What needs to be done - How many lines in this data contain the string "solid"? Reply with the number only.
* Begin Records for the task *
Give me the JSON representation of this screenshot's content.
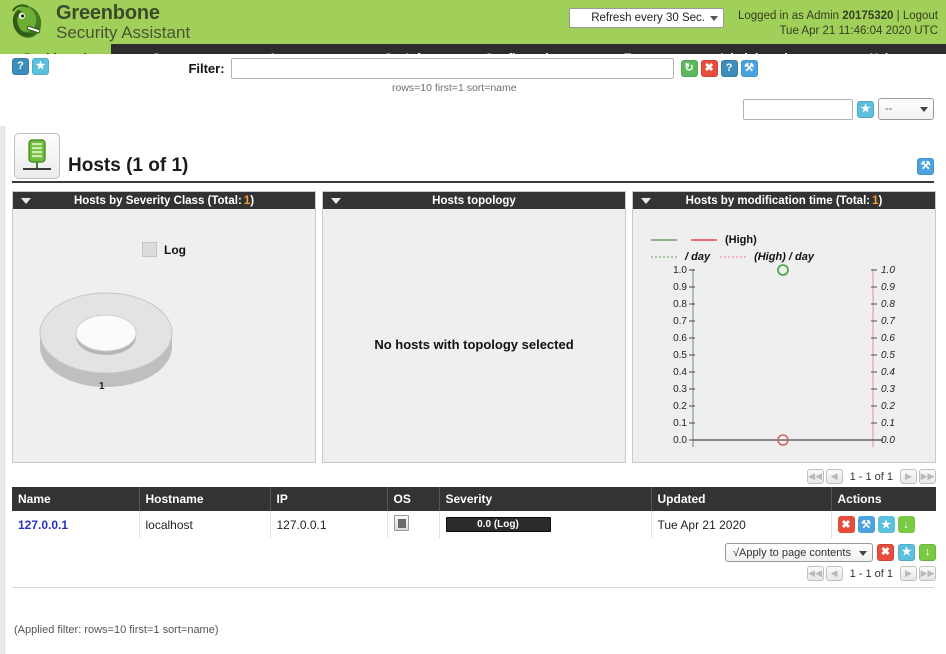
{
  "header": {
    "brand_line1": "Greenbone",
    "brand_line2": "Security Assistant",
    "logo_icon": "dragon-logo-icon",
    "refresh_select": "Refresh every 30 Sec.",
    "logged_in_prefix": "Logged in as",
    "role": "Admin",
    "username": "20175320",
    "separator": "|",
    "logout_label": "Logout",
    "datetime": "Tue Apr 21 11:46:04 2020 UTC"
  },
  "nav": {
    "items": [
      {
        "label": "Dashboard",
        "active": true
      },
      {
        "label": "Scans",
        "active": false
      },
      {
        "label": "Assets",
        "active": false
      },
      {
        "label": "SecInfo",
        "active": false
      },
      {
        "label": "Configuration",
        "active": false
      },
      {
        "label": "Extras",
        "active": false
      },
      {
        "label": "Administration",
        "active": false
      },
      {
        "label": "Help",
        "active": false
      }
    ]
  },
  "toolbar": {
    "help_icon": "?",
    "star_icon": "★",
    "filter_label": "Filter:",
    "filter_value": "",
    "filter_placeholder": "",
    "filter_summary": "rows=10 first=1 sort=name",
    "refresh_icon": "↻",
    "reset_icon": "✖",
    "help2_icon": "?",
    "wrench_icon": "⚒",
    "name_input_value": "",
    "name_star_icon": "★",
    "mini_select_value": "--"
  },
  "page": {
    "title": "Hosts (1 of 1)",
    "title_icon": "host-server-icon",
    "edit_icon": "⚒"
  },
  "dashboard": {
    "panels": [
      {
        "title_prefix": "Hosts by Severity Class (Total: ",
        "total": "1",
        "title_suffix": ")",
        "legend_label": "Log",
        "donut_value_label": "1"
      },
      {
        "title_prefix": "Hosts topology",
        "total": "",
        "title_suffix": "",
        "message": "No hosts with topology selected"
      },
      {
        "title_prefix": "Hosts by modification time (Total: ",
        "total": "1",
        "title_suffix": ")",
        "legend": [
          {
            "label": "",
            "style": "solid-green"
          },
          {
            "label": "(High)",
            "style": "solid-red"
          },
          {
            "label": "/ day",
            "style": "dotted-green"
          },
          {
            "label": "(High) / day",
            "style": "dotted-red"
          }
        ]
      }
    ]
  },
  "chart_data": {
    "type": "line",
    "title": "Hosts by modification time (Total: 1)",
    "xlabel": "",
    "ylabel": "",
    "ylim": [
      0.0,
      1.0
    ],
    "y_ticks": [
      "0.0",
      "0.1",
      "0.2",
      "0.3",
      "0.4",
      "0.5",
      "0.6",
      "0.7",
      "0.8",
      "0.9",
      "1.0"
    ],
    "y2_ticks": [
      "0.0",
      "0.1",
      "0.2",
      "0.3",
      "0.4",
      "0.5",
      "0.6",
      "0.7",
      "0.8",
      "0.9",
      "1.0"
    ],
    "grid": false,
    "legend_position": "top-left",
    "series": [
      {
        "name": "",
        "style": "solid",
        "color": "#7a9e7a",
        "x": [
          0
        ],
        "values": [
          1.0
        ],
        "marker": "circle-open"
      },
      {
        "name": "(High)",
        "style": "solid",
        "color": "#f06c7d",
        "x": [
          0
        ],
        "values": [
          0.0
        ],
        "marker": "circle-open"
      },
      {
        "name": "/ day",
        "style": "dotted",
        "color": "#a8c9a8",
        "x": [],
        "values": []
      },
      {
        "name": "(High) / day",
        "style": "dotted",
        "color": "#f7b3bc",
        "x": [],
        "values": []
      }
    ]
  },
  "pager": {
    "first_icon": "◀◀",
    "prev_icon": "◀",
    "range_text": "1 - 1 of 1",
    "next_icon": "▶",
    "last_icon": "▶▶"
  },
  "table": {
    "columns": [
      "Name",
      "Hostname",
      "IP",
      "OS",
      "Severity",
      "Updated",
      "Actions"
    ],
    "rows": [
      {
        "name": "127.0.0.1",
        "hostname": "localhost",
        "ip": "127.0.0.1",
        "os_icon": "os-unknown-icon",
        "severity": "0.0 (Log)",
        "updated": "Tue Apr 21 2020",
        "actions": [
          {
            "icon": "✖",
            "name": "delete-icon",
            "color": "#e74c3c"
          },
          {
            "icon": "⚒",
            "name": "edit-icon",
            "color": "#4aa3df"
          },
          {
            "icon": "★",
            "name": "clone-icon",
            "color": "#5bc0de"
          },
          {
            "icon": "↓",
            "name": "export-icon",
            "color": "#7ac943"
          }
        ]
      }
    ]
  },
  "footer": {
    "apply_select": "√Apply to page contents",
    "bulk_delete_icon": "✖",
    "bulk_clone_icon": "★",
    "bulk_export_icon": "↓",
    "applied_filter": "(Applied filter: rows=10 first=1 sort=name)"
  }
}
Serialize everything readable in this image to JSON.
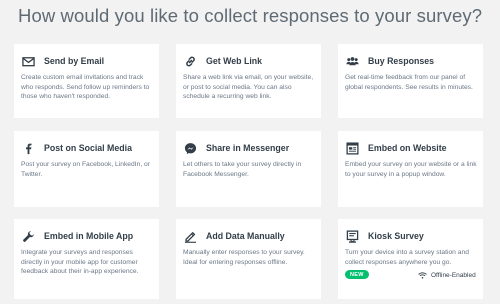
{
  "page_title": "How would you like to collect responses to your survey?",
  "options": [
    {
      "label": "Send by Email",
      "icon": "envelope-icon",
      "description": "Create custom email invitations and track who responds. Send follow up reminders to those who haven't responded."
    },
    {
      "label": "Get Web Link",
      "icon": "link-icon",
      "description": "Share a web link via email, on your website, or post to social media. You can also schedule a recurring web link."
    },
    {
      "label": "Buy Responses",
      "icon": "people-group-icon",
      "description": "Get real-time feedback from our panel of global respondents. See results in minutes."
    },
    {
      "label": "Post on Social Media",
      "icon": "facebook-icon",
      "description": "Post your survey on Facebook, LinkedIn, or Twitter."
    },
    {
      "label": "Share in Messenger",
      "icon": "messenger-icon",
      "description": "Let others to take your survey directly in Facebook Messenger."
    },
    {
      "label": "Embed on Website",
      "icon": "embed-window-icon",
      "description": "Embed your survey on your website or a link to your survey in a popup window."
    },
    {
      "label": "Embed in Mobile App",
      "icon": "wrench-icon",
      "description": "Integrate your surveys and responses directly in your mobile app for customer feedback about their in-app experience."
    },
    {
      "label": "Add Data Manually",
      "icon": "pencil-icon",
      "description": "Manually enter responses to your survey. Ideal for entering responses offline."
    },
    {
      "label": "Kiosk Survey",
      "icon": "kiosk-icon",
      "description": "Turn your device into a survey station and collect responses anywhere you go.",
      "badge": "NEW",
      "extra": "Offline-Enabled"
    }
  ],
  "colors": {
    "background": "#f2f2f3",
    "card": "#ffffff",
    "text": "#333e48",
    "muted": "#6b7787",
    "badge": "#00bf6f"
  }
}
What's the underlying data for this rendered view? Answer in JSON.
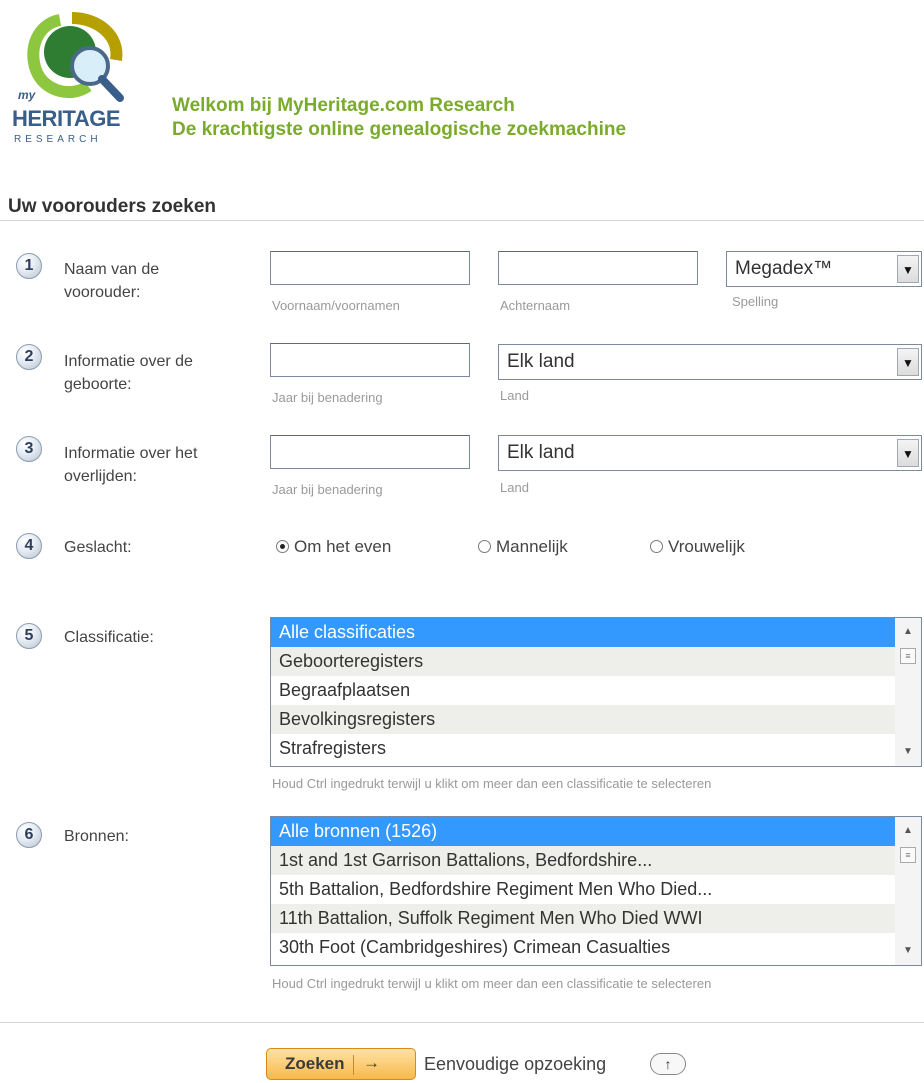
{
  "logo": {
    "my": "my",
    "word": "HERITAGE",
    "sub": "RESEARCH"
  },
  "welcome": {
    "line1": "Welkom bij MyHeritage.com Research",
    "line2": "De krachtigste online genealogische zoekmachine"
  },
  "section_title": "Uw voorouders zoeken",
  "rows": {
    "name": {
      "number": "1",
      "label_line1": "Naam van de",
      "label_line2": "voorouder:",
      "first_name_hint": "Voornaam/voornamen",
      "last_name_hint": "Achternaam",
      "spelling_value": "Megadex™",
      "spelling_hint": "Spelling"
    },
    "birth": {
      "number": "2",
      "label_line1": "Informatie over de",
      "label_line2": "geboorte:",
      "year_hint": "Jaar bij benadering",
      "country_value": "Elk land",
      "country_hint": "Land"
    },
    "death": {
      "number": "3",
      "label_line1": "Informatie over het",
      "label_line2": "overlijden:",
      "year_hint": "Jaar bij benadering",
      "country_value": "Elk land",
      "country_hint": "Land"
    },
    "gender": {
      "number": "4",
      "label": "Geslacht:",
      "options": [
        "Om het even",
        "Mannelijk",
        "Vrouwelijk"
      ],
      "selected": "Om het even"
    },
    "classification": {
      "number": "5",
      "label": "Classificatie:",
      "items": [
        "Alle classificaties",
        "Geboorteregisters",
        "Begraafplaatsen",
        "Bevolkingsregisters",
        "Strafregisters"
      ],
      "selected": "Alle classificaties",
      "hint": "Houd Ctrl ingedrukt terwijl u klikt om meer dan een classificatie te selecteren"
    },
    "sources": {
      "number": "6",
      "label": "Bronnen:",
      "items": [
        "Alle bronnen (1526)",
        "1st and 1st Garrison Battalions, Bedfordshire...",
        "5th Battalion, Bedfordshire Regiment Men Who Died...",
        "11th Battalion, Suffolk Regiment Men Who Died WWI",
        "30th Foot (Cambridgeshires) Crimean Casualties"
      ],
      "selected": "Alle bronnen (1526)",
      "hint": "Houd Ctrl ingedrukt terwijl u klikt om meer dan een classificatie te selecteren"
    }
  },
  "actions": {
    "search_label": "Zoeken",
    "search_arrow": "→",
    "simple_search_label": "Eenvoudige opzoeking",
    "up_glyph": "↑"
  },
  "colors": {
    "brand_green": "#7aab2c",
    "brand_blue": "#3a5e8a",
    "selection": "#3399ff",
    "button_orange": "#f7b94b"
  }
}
* End Records for the task *
Correct response - 4